Would you extract the whole listing below and retype it exactly?

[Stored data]
== == ==

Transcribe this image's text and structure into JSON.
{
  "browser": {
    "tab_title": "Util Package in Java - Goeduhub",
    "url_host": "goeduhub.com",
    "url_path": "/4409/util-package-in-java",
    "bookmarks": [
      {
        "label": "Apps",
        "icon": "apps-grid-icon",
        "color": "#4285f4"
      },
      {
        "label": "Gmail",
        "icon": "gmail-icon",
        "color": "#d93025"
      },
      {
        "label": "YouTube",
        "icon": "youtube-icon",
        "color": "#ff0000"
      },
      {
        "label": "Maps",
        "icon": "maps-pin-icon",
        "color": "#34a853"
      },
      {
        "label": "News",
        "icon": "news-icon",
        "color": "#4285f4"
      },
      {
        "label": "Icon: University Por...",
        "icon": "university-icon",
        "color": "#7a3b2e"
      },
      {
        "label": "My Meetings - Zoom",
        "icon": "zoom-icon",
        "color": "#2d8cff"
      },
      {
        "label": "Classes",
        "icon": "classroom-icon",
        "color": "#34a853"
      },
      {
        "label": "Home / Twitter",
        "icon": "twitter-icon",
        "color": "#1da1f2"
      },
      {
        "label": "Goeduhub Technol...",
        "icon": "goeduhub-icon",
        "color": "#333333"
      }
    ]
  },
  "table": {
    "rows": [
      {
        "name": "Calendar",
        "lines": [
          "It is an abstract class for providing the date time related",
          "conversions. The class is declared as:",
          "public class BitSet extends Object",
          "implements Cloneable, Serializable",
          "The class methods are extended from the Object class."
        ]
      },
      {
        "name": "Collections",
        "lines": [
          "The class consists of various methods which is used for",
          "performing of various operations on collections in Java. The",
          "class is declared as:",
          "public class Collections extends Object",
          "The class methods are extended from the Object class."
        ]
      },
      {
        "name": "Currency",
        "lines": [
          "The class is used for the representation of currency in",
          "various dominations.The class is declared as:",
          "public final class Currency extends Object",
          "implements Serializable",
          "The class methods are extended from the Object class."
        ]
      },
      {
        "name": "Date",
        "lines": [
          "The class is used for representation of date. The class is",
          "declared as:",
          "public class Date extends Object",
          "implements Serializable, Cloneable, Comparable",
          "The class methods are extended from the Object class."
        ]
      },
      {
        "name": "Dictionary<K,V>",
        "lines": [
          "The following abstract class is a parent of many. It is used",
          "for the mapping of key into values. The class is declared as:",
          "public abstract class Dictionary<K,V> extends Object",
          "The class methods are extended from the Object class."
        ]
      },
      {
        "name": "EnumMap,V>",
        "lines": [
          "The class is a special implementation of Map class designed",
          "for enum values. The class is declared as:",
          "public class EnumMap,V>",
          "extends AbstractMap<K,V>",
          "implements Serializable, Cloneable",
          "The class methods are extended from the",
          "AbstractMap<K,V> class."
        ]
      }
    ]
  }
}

== == ==

* **COMPLETE OUTPUT**
Transcribe this image's text and structure into JSON.
{
  "browser": {
    "tab_title": "Util Package in Java - Goeduhub",
    "url_host": "goeduhub.com",
    "url_path": "/4409/util-package-in-java",
    "bookmarks": [
      {
        "label": "Apps",
        "icon": "apps-grid-icon",
        "color": "#4285f4"
      },
      {
        "label": "Gmail",
        "icon": "gmail-icon",
        "color": "#d93025"
      },
      {
        "label": "YouTube",
        "icon": "youtube-icon",
        "color": "#ff0000"
      },
      {
        "label": "Maps",
        "icon": "maps-pin-icon",
        "color": "#34a853"
      },
      {
        "label": "News",
        "icon": "news-icon",
        "color": "#4285f4"
      },
      {
        "label": "Icon: University Por...",
        "icon": "university-icon",
        "color": "#7a3b2e"
      },
      {
        "label": "My Meetings - Zoom",
        "icon": "zoom-icon",
        "color": "#2d8cff"
      },
      {
        "label": "Classes",
        "icon": "classroom-icon",
        "color": "#34a853"
      },
      {
        "label": "Home / Twitter",
        "icon": "twitter-icon",
        "color": "#1da1f2"
      },
      {
        "label": "Goeduhub Technol...",
        "icon": "goeduhub-icon",
        "color": "#333333"
      }
    ]
  },
  "table": {
    "rows": [
      {
        "name": "Calendar",
        "lines": [
          "It is an abstract class for providing the date time related",
          "conversions. The class is declared as:",
          "public class BitSet extends Object",
          "implements Cloneable, Serializable",
          "The class methods are extended from the Object class."
        ]
      },
      {
        "name": "Collections",
        "lines": [
          "The class consists of various methods which is used for",
          "performing of various operations on collections in Java. The",
          "class is declared as:",
          "public class Collections extends Object",
          "The class methods are extended from the Object class."
        ]
      },
      {
        "name": "Currency",
        "lines": [
          "The class is used for the representation of currency in",
          "various dominations.The class is declared as:",
          "public final class Currency extends Object",
          "implements Serializable",
          "The class methods are extended from the Object class."
        ]
      },
      {
        "name": "Date",
        "lines": [
          "The class is used for representation of date. The class is",
          "declared as:",
          "public class Date extends Object",
          "implements Serializable, Cloneable, Comparable",
          "The class methods are extended from the Object class."
        ]
      },
      {
        "name": "Dictionary<K,V>",
        "lines": [
          "The following abstract class is a parent of many. It is used",
          "for the mapping of key into values. The class is declared as:",
          "public abstract class Dictionary<K,V> extends Object",
          "The class methods are extended from the Object class."
        ]
      },
      {
        "name": "EnumMap,V>",
        "lines": [
          "The class is a special implementation of Map class designed",
          "for enum values. The class is declared as:",
          "public class EnumMap,V>",
          "extends AbstractMap<K,V>",
          "implements Serializable, Cloneable",
          "The class methods are extended from the",
          "AbstractMap<K,V> class."
        ]
      }
    ]
  }
}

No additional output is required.